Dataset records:

::::

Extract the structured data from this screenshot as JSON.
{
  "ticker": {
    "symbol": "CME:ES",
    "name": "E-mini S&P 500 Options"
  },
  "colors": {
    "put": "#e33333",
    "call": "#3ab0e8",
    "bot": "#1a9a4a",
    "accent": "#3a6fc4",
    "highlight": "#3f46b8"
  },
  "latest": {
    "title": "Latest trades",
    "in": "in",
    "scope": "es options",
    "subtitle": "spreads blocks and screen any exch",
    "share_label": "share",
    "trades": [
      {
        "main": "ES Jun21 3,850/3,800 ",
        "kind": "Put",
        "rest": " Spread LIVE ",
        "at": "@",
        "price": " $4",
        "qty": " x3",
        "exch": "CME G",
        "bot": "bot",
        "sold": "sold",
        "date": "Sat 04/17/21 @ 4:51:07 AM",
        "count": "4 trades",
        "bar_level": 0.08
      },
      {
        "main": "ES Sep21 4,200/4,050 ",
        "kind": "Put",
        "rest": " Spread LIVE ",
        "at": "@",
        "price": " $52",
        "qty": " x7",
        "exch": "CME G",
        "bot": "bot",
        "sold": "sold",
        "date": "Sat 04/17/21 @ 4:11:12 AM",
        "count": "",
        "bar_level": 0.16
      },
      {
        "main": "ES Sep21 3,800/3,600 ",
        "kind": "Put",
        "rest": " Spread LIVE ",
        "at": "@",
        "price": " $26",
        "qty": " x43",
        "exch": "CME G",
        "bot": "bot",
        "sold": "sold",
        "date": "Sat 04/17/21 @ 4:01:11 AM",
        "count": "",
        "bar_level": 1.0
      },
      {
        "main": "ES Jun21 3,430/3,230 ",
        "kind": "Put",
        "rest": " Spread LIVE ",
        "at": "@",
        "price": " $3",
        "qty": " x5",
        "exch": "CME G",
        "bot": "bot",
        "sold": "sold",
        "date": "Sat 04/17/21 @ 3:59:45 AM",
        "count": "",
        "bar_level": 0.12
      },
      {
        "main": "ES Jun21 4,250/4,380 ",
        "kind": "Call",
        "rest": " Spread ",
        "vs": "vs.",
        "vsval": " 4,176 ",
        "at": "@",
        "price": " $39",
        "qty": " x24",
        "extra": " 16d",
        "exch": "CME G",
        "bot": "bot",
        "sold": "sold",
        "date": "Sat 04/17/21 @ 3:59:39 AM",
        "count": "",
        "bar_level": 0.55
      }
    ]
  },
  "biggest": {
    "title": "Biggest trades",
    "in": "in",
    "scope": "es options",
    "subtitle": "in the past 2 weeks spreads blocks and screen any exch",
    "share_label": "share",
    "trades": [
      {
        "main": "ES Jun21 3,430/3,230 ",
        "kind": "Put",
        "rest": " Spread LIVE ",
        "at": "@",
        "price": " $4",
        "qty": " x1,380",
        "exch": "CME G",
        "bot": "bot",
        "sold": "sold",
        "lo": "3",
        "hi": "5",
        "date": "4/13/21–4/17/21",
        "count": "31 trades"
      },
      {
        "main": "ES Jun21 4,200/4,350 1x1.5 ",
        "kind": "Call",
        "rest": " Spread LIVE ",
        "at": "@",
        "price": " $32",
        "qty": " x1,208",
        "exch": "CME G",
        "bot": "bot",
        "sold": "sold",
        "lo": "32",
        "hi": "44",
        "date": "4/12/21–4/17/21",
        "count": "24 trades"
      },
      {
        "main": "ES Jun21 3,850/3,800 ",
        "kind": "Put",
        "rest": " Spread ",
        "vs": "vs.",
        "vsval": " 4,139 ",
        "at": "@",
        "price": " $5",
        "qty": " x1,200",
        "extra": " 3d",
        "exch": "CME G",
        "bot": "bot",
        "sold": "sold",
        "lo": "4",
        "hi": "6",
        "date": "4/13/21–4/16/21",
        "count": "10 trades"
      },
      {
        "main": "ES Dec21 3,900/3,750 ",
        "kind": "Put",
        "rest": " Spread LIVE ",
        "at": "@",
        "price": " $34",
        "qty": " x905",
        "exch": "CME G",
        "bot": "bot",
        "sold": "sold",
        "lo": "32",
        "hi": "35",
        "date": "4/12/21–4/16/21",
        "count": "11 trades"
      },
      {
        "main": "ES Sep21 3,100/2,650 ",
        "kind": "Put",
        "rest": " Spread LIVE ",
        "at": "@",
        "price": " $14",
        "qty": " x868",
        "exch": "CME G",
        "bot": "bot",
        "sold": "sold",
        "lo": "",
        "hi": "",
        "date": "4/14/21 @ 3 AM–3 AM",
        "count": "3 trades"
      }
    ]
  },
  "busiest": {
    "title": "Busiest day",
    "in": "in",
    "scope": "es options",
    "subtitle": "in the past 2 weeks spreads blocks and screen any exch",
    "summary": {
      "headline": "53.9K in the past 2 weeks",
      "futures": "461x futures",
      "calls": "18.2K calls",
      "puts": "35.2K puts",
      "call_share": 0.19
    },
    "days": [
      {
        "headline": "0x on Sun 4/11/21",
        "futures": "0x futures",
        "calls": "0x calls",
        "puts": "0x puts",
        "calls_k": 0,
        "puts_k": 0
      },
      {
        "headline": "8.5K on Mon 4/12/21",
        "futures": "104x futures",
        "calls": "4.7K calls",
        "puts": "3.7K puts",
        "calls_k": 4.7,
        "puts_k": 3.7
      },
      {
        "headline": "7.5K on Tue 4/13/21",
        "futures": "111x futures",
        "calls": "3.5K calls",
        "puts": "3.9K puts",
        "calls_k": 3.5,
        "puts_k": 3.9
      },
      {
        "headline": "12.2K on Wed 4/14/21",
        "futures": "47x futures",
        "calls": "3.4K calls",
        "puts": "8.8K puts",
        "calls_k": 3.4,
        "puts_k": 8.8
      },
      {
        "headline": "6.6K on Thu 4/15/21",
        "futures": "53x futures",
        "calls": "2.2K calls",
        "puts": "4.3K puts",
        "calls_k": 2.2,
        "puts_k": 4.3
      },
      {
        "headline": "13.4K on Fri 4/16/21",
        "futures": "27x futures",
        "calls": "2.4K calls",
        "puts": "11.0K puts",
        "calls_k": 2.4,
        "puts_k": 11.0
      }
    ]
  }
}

::::

§ Your task
Go through the records and show every line with the string "count" in it.

§ Output of the exercise
        "count": "4 trades",
        "count": "",
        "count": "",
        "count": "",
        "count": "",
        "count": "31 trades"
        "count": "24 trades"
        "count": "10 trades"
        "count": "11 trades"
        "count": "3 trades"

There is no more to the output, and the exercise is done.